Your task is to transcribe all of the data below exactly, omitting the images.
◆ ◆ ◆ ◆
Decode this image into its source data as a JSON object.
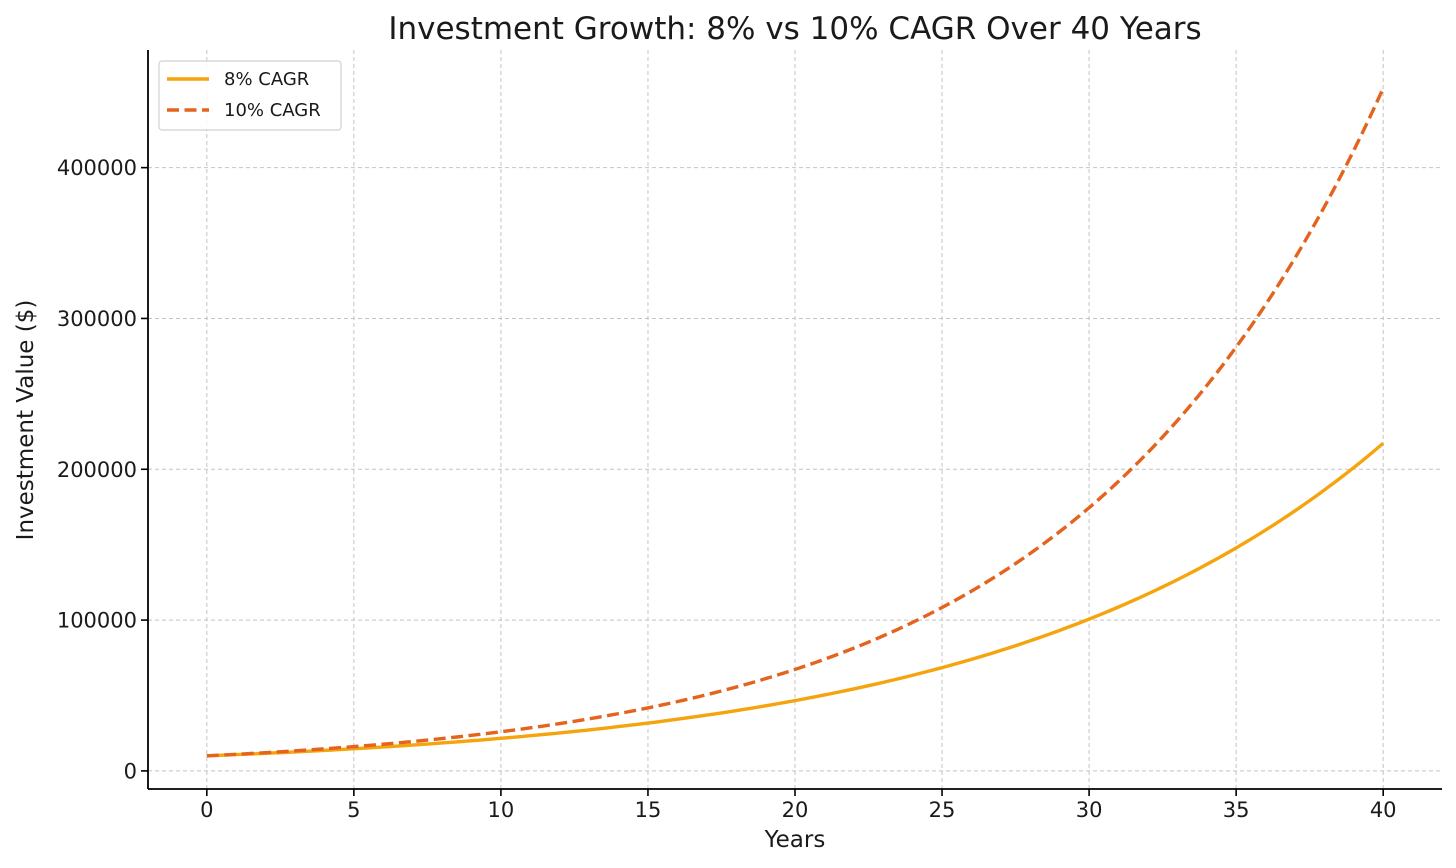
{
  "chart_data": {
    "type": "line",
    "title": "Investment Growth: 8% vs 10% CAGR Over 40 Years",
    "xlabel": "Years",
    "ylabel": "Investment Value ($)",
    "xlim": [
      -2,
      42
    ],
    "ylim": [
      -12000,
      478000
    ],
    "x_ticks": [
      0,
      5,
      10,
      15,
      20,
      25,
      30,
      35,
      40
    ],
    "x_tick_labels": [
      "0",
      "5",
      "10",
      "15",
      "20",
      "25",
      "30",
      "35",
      "40"
    ],
    "y_ticks": [
      0,
      100000,
      200000,
      300000,
      400000
    ],
    "y_tick_labels": [
      "0",
      "100000",
      "200000",
      "300000",
      "400000"
    ],
    "grid": true,
    "legend_position": "top-left",
    "x": [
      0,
      5,
      10,
      15,
      20,
      25,
      30,
      35,
      40
    ],
    "series": [
      {
        "name": "8% CAGR",
        "color": "#f5a40d",
        "line_style": "solid",
        "initial": 10000,
        "rate": 0.08,
        "values": [
          10000,
          14693,
          21589,
          31722,
          46610,
          68485,
          100627,
          147853,
          217245
        ]
      },
      {
        "name": "10% CAGR",
        "color": "#e4631d",
        "line_style": "dashed",
        "initial": 10000,
        "rate": 0.1,
        "values": [
          10000,
          16105,
          25937,
          41772,
          67275,
          108347,
          174494,
          281024,
          452593
        ]
      }
    ]
  }
}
◆ ◆ ◆ ◆
THE COMPLETED TASK
Decode this image into its source data as a JSON object.
{
  "chart_data": {
    "type": "line",
    "title": "Investment Growth: 8% vs 10% CAGR Over 40 Years",
    "xlabel": "Years",
    "ylabel": "Investment Value ($)",
    "xlim": [
      -2,
      42
    ],
    "ylim": [
      -12000,
      478000
    ],
    "x_ticks": [
      0,
      5,
      10,
      15,
      20,
      25,
      30,
      35,
      40
    ],
    "x_tick_labels": [
      "0",
      "5",
      "10",
      "15",
      "20",
      "25",
      "30",
      "35",
      "40"
    ],
    "y_ticks": [
      0,
      100000,
      200000,
      300000,
      400000
    ],
    "y_tick_labels": [
      "0",
      "100000",
      "200000",
      "300000",
      "400000"
    ],
    "grid": true,
    "legend_position": "top-left",
    "x": [
      0,
      5,
      10,
      15,
      20,
      25,
      30,
      35,
      40
    ],
    "series": [
      {
        "name": "8% CAGR",
        "color": "#f5a40d",
        "line_style": "solid",
        "initial": 10000,
        "rate": 0.08,
        "values": [
          10000,
          14693,
          21589,
          31722,
          46610,
          68485,
          100627,
          147853,
          217245
        ]
      },
      {
        "name": "10% CAGR",
        "color": "#e4631d",
        "line_style": "dashed",
        "initial": 10000,
        "rate": 0.1,
        "values": [
          10000,
          16105,
          25937,
          41772,
          67275,
          108347,
          174494,
          281024,
          452593
        ]
      }
    ]
  }
}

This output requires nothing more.